Top of RECORDS FOR PROCESSING
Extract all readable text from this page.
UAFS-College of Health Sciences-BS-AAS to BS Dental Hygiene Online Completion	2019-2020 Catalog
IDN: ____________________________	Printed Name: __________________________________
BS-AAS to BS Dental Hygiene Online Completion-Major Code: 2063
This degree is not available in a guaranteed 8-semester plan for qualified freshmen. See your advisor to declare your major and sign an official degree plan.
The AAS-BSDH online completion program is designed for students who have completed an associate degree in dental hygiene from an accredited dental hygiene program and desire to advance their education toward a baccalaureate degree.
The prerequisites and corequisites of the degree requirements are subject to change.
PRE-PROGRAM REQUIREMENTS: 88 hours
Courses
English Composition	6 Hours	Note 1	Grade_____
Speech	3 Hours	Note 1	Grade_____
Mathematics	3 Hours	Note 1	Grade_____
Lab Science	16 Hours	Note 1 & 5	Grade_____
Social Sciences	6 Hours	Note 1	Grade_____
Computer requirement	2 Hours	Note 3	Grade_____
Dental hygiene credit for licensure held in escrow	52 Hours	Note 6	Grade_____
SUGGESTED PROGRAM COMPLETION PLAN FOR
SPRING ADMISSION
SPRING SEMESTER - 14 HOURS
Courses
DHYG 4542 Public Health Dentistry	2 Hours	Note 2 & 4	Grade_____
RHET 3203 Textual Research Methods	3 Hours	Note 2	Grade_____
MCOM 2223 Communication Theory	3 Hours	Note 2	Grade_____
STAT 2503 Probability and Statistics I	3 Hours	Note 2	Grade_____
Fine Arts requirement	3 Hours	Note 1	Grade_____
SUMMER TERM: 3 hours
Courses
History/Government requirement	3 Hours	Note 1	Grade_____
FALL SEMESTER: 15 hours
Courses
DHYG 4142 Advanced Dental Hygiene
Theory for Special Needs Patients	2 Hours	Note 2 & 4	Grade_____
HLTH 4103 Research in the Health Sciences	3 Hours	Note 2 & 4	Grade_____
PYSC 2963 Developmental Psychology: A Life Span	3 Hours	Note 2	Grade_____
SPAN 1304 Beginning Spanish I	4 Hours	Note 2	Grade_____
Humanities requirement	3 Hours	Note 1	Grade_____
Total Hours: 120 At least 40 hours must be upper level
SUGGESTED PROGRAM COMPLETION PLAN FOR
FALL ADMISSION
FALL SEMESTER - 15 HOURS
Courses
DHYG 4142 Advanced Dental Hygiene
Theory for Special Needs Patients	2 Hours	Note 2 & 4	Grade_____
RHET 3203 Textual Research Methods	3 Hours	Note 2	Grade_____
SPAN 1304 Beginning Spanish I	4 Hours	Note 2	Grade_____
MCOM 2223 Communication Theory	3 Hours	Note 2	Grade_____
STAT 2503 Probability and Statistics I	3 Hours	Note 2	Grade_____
Bottom of RECORDS FOR PROCESSING
WHAT IS BEING ASKED |
Repeat the data. Leave nothing out and change nothing.

RESPONSE |
Extract all readable text from this page.
UAFS-College of Health Sciences-BS-AAS to BS Dental Hygiene Online Completion	2019-2020 Catalog
IDN: ____________________________	Printed Name: __________________________________
BS-AAS to BS Dental Hygiene Online Completion-Major Code: 2063
This degree is not available in a guaranteed 8-semester plan for qualified freshmen. See your advisor to declare your major and sign an official degree plan.
The AAS-BSDH online completion program is designed for students who have completed an associate degree in dental hygiene from an accredited dental hygiene program and desire to advance their education toward a baccalaureate degree.
The prerequisites and corequisites of the degree requirements are subject to change.
PRE-PROGRAM REQUIREMENTS: 88 hours
Courses
English Composition	6 Hours	Note 1	Grade_____
Speech	3 Hours	Note 1	Grade_____
Mathematics	3 Hours	Note 1	Grade_____
Lab Science	16 Hours	Note 1 & 5	Grade_____
Social Sciences	6 Hours	Note 1	Grade_____
Computer requirement	2 Hours	Note 3	Grade_____
Dental hygiene credit for licensure held in escrow	52 Hours	Note 6	Grade_____
SUGGESTED PROGRAM COMPLETION PLAN FOR
SPRING ADMISSION
SPRING SEMESTER - 14 HOURS
Courses
DHYG 4542 Public Health Dentistry	2 Hours	Note 2 & 4	Grade_____
RHET 3203 Textual Research Methods	3 Hours	Note 2	Grade_____
MCOM 2223 Communication Theory	3 Hours	Note 2	Grade_____
STAT 2503 Probability and Statistics I	3 Hours	Note 2	Grade_____
Fine Arts requirement	3 Hours	Note 1	Grade_____
SUMMER TERM: 3 hours
Courses
History/Government requirement	3 Hours	Note 1	Grade_____
FALL SEMESTER: 15 hours
Courses
DHYG 4142 Advanced Dental Hygiene
Theory for Special Needs Patients	2 Hours	Note 2 & 4	Grade_____
HLTH 4103 Research in the Health Sciences	3 Hours	Note 2 & 4	Grade_____
PYSC 2963 Developmental Psychology: A Life Span	3 Hours	Note 2	Grade_____
SPAN 1304 Beginning Spanish I	4 Hours	Note 2	Grade_____
Humanities requirement	3 Hours	Note 1	Grade_____
Total Hours: 120 At least 40 hours must be upper level
SUGGESTED PROGRAM COMPLETION PLAN FOR
FALL ADMISSION
FALL SEMESTER - 15 HOURS
Courses
DHYG 4142 Advanced Dental Hygiene
Theory for Special Needs Patients	2 Hours	Note 2 & 4	Grade_____
RHET 3203 Textual Research Methods	3 Hours	Note 2	Grade_____
SPAN 1304 Beginning Spanish I	4 Hours	Note 2	Grade_____
MCOM 2223 Communication Theory	3 Hours	Note 2	Grade_____
STAT 2503 Probability and Statistics I	3 Hours	Note 2	Grade_____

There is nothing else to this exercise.